Selected passage:

=====

Protein has potential to repair damaged brain tissue in MS: Study

Researchers say they may have discovered a new therapeutic target for reducing the deterioriation rate of damaged brain cells and instead promoting their growth in multiple sclerosis (MS) patients.

The team that conducted the study, headed by Dr. Vittorio Gallo, director of the Center for Neuroscience Research at Children's National Health System, note that current therapies are effective for people with relapsing MS, but do little for promoting new tissue growth.

Our body fights this disease by trying to repair the damage MS causes. The brain creates new cells to replace the old ones; however, unknown factors halt this process and keep it from reaching its completion. MS causes random patches, or lesions, of brain inflammation, which leads to the destruction of myelin, the fatty insulation of nerve cell axons in the brain. Myelin is important in nerve cell function because it aids in the transmission of signals between neurons.

Gallo's research identified a protein with possible therapeutic potential that could promote repair of this damaged tissue, as publicized in the journal Neuron. That protein, Endothelin-1 (ET-1), inhibits myelin repair, but this study shows that blocking this ET-1 mechanism could have a reversal effect and actually promote myelin repair.

"We demonstrate," Gallo said in a statement, "that ET-1 drastically reduces the rate of remyelination." As such, ET-1 is "potentially a therapeutic target to promote lesion repair in deymyelinated tissue."

Endogenous oliogdendrocytle progenitor cells (OPCs) are involved in the repair of MS plaques in a process known as remyelination, in that they are supposed to differentiate. But in chronic MS, OPC differentiation is arrested, and that's why current MS therapies, Gallo says, "have little impact in promoting remyelination in tissue."

The goal of this study was to target ET-1 by identifying cell signals that could promote lesion repair. Gallo believes it could play a "crucial role in preventing normal myelination in MS and in other demyelinating diseases."

=====

Record set:
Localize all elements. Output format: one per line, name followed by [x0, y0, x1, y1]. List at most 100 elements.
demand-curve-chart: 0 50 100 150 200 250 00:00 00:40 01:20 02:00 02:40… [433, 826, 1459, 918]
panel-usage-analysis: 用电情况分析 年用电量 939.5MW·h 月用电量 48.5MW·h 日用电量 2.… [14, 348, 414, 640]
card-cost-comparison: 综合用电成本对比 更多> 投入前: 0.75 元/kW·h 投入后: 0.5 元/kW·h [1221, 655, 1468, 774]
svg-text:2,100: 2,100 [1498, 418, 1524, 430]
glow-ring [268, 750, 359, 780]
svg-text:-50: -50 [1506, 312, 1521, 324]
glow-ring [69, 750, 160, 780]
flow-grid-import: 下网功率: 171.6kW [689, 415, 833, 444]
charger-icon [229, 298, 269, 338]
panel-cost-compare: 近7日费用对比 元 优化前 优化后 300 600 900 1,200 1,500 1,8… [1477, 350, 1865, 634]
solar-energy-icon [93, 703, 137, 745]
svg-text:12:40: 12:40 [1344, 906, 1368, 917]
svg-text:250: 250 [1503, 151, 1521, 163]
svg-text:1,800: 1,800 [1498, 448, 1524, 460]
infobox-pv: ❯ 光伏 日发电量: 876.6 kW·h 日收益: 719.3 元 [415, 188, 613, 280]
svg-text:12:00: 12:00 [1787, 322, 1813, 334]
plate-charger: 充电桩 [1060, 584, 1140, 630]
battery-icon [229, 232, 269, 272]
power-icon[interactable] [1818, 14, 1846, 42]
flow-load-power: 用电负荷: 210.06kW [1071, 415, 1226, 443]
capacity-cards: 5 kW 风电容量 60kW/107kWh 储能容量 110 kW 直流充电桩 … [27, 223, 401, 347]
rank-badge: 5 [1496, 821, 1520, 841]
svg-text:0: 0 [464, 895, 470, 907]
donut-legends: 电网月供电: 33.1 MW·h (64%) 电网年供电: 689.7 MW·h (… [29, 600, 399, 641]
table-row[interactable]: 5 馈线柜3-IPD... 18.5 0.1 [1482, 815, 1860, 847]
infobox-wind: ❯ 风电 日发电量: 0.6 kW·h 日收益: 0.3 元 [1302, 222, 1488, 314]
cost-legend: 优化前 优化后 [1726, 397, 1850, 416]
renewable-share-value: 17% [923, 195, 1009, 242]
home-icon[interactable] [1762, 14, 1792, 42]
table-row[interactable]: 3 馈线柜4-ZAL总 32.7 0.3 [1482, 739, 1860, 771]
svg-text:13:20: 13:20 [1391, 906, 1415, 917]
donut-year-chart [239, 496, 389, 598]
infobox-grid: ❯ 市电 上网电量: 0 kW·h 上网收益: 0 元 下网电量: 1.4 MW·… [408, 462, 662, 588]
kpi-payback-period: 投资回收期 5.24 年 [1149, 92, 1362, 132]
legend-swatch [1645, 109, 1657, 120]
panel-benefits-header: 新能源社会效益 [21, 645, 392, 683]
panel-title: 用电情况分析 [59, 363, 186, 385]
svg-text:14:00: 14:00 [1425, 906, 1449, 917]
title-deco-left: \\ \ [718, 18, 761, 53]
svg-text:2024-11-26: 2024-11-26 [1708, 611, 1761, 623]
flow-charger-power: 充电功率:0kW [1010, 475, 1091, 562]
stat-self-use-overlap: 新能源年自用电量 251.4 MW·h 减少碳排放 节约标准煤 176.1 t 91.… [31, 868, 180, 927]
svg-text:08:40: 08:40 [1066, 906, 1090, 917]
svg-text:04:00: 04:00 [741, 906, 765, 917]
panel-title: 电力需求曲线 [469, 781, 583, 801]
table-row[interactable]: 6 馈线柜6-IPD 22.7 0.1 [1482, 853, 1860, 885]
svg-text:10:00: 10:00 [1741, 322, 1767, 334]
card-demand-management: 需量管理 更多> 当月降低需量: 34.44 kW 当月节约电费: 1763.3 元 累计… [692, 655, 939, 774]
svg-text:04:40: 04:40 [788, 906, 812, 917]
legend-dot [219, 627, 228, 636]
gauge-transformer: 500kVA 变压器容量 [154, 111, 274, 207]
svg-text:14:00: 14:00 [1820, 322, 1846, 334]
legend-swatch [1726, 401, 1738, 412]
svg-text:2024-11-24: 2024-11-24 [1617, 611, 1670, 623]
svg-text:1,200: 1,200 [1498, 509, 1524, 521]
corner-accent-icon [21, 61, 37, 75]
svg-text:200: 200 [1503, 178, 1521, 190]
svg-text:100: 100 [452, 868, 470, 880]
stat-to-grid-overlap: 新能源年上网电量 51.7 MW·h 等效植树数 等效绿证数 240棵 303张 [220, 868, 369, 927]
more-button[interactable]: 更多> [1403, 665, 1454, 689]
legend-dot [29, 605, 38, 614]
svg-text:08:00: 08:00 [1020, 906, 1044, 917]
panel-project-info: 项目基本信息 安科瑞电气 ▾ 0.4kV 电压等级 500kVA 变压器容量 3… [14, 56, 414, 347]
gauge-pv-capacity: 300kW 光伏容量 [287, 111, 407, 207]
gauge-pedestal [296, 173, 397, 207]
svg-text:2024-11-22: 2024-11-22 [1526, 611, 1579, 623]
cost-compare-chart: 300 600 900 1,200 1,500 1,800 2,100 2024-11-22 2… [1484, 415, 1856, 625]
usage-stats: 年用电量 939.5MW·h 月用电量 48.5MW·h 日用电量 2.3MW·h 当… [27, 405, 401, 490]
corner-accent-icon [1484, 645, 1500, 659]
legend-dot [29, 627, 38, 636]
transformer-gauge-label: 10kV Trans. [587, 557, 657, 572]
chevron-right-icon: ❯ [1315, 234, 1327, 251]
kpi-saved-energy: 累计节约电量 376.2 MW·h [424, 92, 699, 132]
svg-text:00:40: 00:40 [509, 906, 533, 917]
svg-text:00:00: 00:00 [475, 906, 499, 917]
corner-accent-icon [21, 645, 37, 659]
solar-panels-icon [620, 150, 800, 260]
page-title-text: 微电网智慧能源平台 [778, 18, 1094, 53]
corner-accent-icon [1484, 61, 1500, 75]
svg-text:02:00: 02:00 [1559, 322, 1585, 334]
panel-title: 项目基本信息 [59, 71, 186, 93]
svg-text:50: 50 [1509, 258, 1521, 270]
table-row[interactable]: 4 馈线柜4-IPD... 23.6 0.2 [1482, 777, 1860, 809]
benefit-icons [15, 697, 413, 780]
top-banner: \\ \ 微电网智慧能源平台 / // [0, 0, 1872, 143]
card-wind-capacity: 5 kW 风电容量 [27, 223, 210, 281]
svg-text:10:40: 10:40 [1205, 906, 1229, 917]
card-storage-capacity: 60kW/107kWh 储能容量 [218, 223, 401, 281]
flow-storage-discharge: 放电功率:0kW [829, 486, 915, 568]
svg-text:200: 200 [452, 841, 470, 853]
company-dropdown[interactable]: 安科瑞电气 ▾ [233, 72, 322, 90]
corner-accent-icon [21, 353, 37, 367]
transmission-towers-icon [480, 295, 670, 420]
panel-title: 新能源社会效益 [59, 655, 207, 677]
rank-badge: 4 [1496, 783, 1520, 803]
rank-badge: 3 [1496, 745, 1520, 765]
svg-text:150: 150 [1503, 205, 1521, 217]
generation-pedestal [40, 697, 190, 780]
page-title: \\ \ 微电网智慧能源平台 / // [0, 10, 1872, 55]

=====

Activities:
A - Answer these questions about the article on the multiple sclerosis brain-repair study:
(i) What position does Dr. Vittorio Gallo hold?
(ii) In which journal was the research publicized?
(iii) What does the article say myelin does in nerve cell function?
B - Reproduce the part of the article on the multiple sclerosis brain-repair study starting at "Researchers say they" and ending at "new tissue growth.".

Answer list:
A -
(i) He is director of the Center for Neuroscience Research at Children's National Health System.
(ii) The research was publicized in the journal Neuron.
(iii) Myelin aids in the transmission of signals between neurons.

B -
Researchers say they may have discovered a new therapeutic target for reducing the deterioriation rate of damaged brain cells and instead promoting their growth in multiple sclerosis (MS) patients.

The team that conducted the study, headed by Dr. Vittorio Gallo, director of the Center for Neuroscience Research at Children's National Health System, note that current therapies are effective for people with relapsing MS, but do little for promoting new tissue growth.